Written exercise 1:
Answer these from the passage on Offenbach am Main as an arrival city:
(a) What three things does Offenbach offer newcomers?
(b) How many hypotheses do the curators propose?
(c) Whose book are those hypotheses based on?
Written exercise 2: Carry on the passage about Offenbach am Main as an arrival city, starting after its last sentence.

Supplied passage:
<<<<

Offenbach am Main, the city with the highest proportion of foreign residents in Germany, functions as the arrival city in the RhineMain region. It offers cheap rents and yet is favorably located, with jobs near at hand – and the fluctuation in Offenbach is high. Arrival cities are not therefore necessarily places where you arrive and then stay. Rather, they are cities that function as first immersion points. Anyone speaking with the Offenbach Municipal Council finds out that the city is constantly acquiring new inhabitants – which definitely poses challenges for the city. If the integration machine functions well, then people move on. “Statistically speaking,” comments Elser, “Offenbach is permanently stuck at a lower level than all surrounding districts, but it does promote individual careers. And that’s the point.”

How does successful integration happen?

The curators believe that there are good prospects of integration succeeding if the spatial fabric is made up of lots of small, easily accessible and affordable segments that enable you to establish your own life. Offenbach am Main thus underscores one of the eight hypotheses that the curators propose, in close collaboration with Doug Saunders and on the basis of his book for “Arrival country Germany”. There will be actual examples to underpin the hypotheses and journalistic documentation to flesh them out, offering visitors insights into various situations and phenomena.

>>>>

Data supplied:
<<<<

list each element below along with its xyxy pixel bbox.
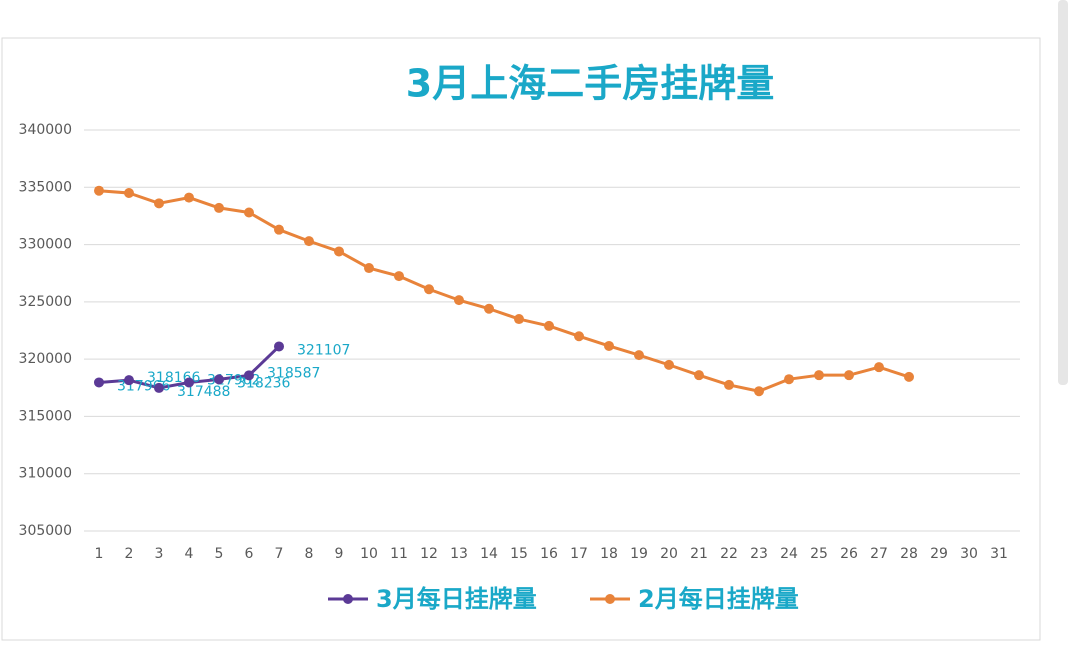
marker	[484, 303, 494, 314]
x-tick-label: 14	[480, 546, 498, 562]
x-tick-label: 9	[335, 546, 344, 562]
x-tick-label: 26	[840, 546, 858, 562]
x-tick-label: 24	[780, 546, 798, 562]
x-tick-label: 4	[185, 546, 194, 562]
marker	[244, 370, 254, 381]
marker	[574, 331, 584, 342]
x-tick-label: 23	[750, 546, 768, 562]
marker	[124, 375, 134, 386]
marker	[244, 207, 254, 218]
marker	[94, 185, 104, 196]
marker	[454, 295, 464, 306]
marker	[274, 341, 284, 352]
scrollbar	[1058, 0, 1068, 385]
chart-frame	[1, 37, 1041, 641]
y-tick-label: 335000	[19, 179, 72, 195]
marker	[514, 314, 524, 325]
marker	[184, 192, 194, 203]
x-tick-label: 1	[95, 546, 104, 562]
marker	[904, 371, 914, 382]
marker	[694, 370, 704, 381]
y-tick-label: 315000	[19, 408, 72, 424]
marker	[214, 374, 224, 385]
x-tick-label: 20	[660, 546, 678, 562]
x-tick-label: 27	[870, 546, 888, 562]
x-tick-label: 17	[570, 546, 588, 562]
x-tick-label: 22	[720, 546, 738, 562]
marker	[94, 377, 104, 388]
x-tick-label: 10	[360, 546, 378, 562]
x-tick-label: 12	[420, 546, 438, 562]
marker	[724, 379, 734, 390]
legend-marker	[343, 594, 353, 604]
x-tick-label: 7	[275, 546, 284, 562]
x-tick-label: 6	[245, 546, 254, 562]
marker	[784, 374, 794, 385]
x-tick-label: 28	[900, 546, 918, 562]
x-tick-label: 11	[390, 546, 408, 562]
marker	[304, 236, 314, 247]
y-tick-label: 310000	[19, 466, 72, 482]
y-tick-label: 320000	[19, 351, 72, 367]
data-label: 318587	[267, 365, 320, 381]
x-tick-label: 5	[215, 546, 224, 562]
data-label: 317488	[177, 384, 230, 400]
x-tick-label: 16	[540, 546, 558, 562]
marker	[754, 386, 764, 397]
marker	[124, 188, 134, 199]
marker	[394, 271, 404, 282]
marker	[334, 246, 344, 257]
marker	[184, 377, 194, 388]
marker	[814, 370, 824, 381]
marker	[154, 198, 164, 209]
x-tick-label: 18	[600, 546, 618, 562]
y-tick-label: 330000	[19, 237, 72, 253]
marker	[844, 370, 854, 381]
chart-title: 3月上海二手房挂牌量	[406, 62, 774, 106]
y-tick-label: 305000	[19, 523, 72, 539]
x-tick-label: 2	[125, 546, 134, 562]
y-tick-label: 340000	[19, 122, 72, 138]
marker	[214, 202, 224, 213]
legend-label: 3月每日挂牌量	[376, 585, 537, 613]
marker	[634, 350, 644, 361]
x-tick-label: 15	[510, 546, 528, 562]
marker	[544, 320, 554, 331]
x-tick-label: 3	[155, 546, 164, 562]
data-label: 321107	[297, 342, 350, 358]
legend-label: 2月每日挂牌量	[638, 585, 799, 613]
x-tick-label: 19	[630, 546, 648, 562]
marker	[424, 284, 434, 295]
marker	[274, 224, 284, 235]
x-tick-label: 13	[450, 546, 468, 562]
legend-marker	[605, 594, 615, 604]
marker	[604, 340, 614, 351]
x-tick-label: 30	[960, 546, 978, 562]
marker	[154, 382, 164, 393]
x-tick-label: 8	[305, 546, 314, 562]
y-tick-label: 325000	[19, 294, 72, 310]
x-tick-label: 29	[930, 546, 948, 562]
marker	[364, 263, 374, 274]
marker	[874, 362, 884, 373]
series-line	[98, 189, 910, 393]
x-tick-label: 21	[690, 546, 708, 562]
x-tick-label: 25	[810, 546, 828, 562]
marker	[664, 359, 674, 370]
x-tick-label: 31	[990, 546, 1008, 562]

>>>>

Written response 1:
(a) Cheap rents, a favorable location, and jobs near at hand.
(b) Eight.
(c) Doug Saunders's.

Written response 2:
To avoid the Romantic appeal that informal structures on occasion exert on urban planners and architects, Elser continues, the selection consciously features examples that exhibit a certain ambivalence. For example the “Dong Xuan Center” in Berlin’s Lichtenberg district. After the Wall came down, when the residential status of Vietnamese immigrants was far from clear, it was approved as a Vietnamese wholesale market, and yet the Center is anything but a wholesale market. Here, you can buy a hundred pairs of jeans, or just one pair, you can get a haircut or have a meal. The Center has a reputation for being one huge mafia event. “Well,” argues Elser, “sadly there are criminal sides to it, yes. And it is definitely not an example of how a government-subsidized, smoothly functioning integration project can take place, with the energetic involvement of lots of social workers. But it does show that there are different ways of helping the arrivals get on their own two feet.” Precisely such phenomena need to be explored if the idea is to have a discussion on how urban structures could or should develop going forward.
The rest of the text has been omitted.